[Dataset excerpts]

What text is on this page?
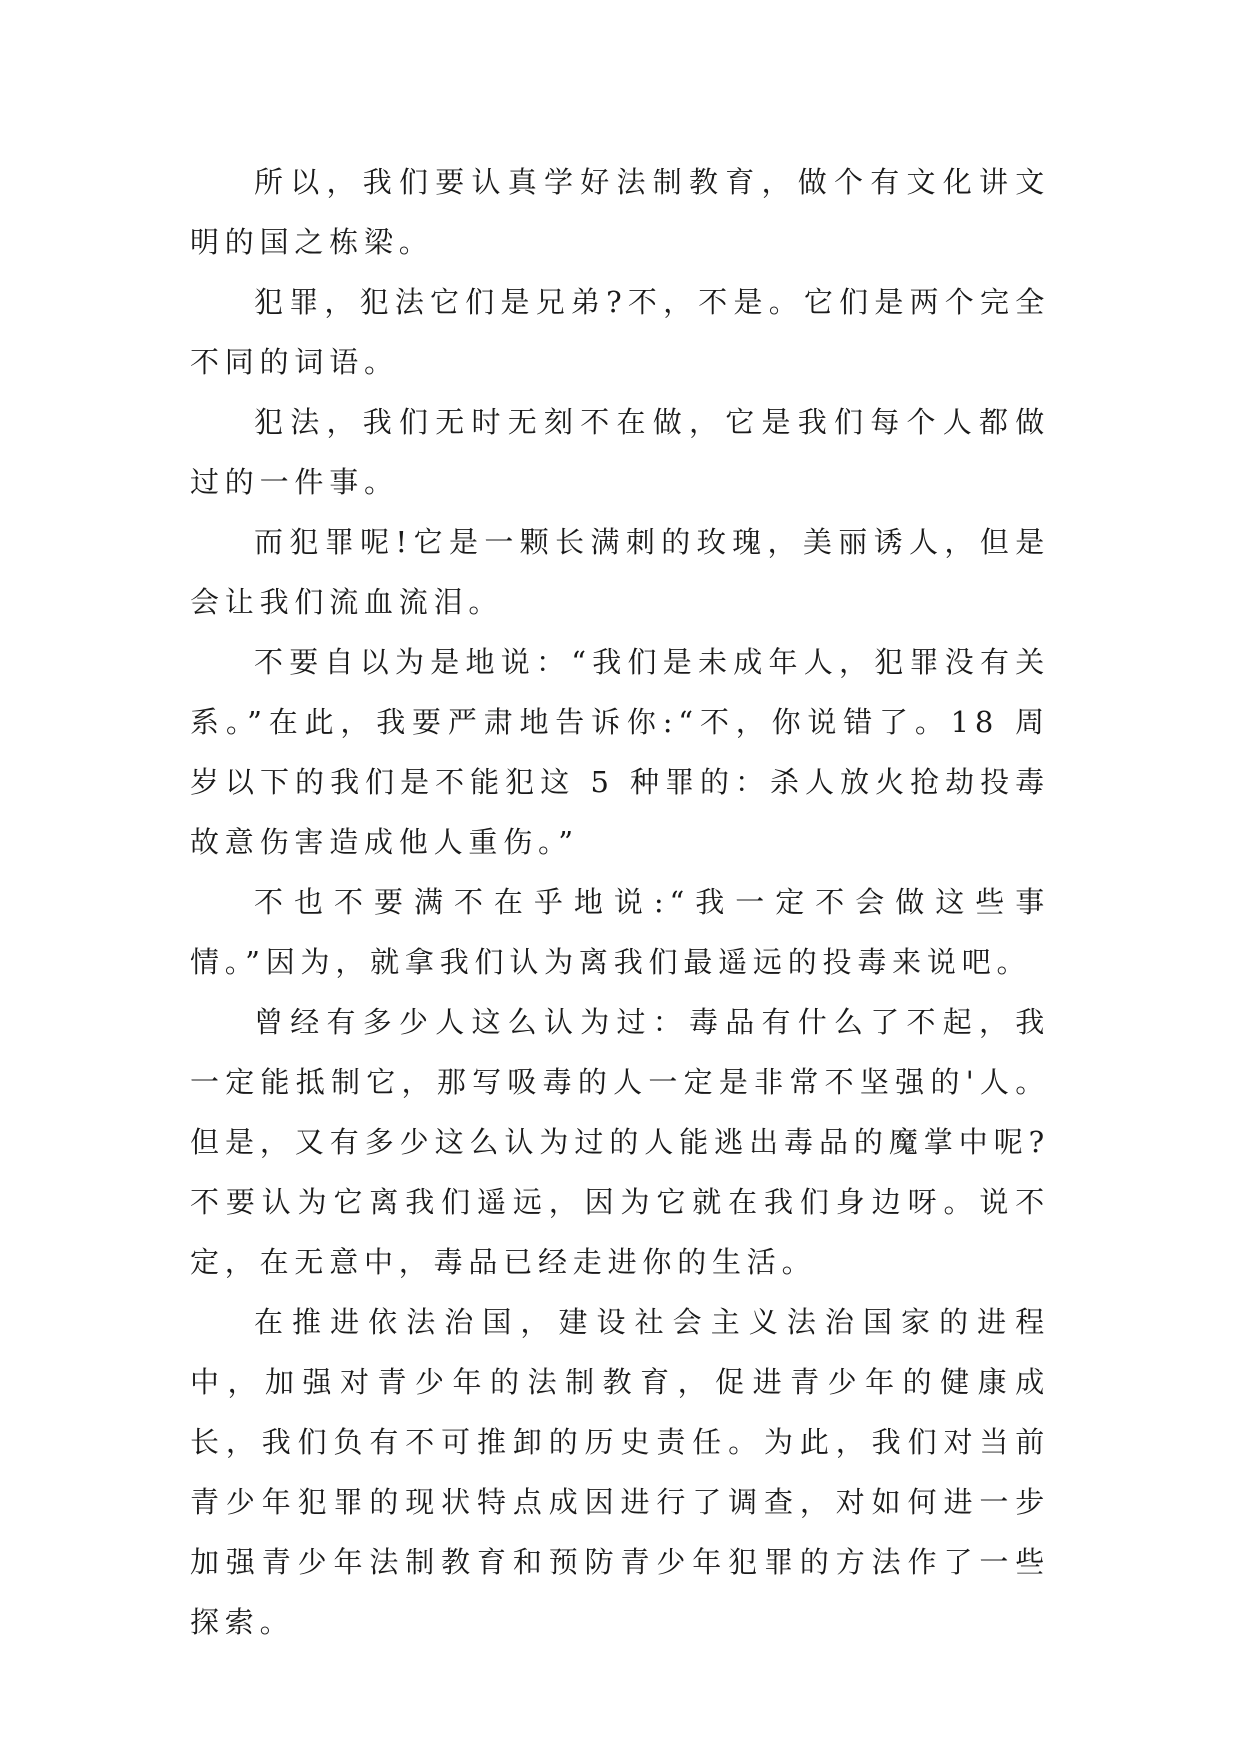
所以，我们要认真学好法制教育，做个有文化讲文明的国之栋梁。

犯罪，犯法它们是兄弟?不，不是。它们是两个完全不同的词语。

犯法，我们无时无刻不在做，它是我们每个人都做过的一件事。

而犯罪呢!它是一颗长满刺的玫瑰，美丽诱人，但是会让我们流血流泪。

不要自以为是地说：“我们是未成年人，犯罪没有关系。”在此，我要严肃地告诉你:“不，你说错了。18 周岁以下的我们是不能犯这 5 种罪的：杀人放火抢劫投毒故意伤害造成他人重伤。”

不也不要满不在乎地说:“我一定不会做这些事情。”因为，就拿我们认为离我们最遥远的投毒来说吧。

曾经有多少人这么认为过：毒品有什么了不起，我一定能抵制它，那写吸毒的人一定是非常不坚强的'人。但是，又有多少这么认为过的人能逃出毒品的魔掌中呢?不要认为它离我们遥远，因为它就在我们身边呀。说不定，在无意中，毒品已经走进你的生活。

在推进依法治国，建设社会主义法治国家的进程中，加强对青少年的法制教育，促进青少年的健康成长，我们负有不可推卸的历史责任。为此，我们对当前青少年犯罪的现状特点成因进行了调查，对如何进一步加强青少年法制教育和预防青少年犯罪的方法作了一些探索。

[Stated task] Reproduce every line precisely as given, omitting all pictures.

[Answer to this problem]
What text is on this page?
所以，我们要认真学好法制教育，做个有文化讲文明的国之栋梁。

犯罪，犯法它们是兄弟?不，不是。它们是两个完全不同的词语。

犯法，我们无时无刻不在做，它是我们每个人都做过的一件事。

而犯罪呢!它是一颗长满刺的玫瑰，美丽诱人，但是会让我们流血流泪。

不要自以为是地说：“我们是未成年人，犯罪没有关系。”在此，我要严肃地告诉你:“不，你说错了。18 周岁以下的我们是不能犯这 5 种罪的：杀人放火抢劫投毒故意伤害造成他人重伤。”

不也不要满不在乎地说:“我一定不会做这些事情。”因为，就拿我们认为离我们最遥远的投毒来说吧。

曾经有多少人这么认为过：毒品有什么了不起，我一定能抵制它，那写吸毒的人一定是非常不坚强的'人。但是，又有多少这么认为过的人能逃出毒品的魔掌中呢?不要认为它离我们遥远，因为它就在我们身边呀。说不定，在无意中，毒品已经走进你的生活。

在推进依法治国，建设社会主义法治国家的进程中，加强对青少年的法制教育，促进青少年的健康成长，我们负有不可推卸的历史责任。为此，我们对当前青少年犯罪的现状特点成因进行了调查，对如何进一步加强青少年法制教育和预防青少年犯罪的方法作了一些探索。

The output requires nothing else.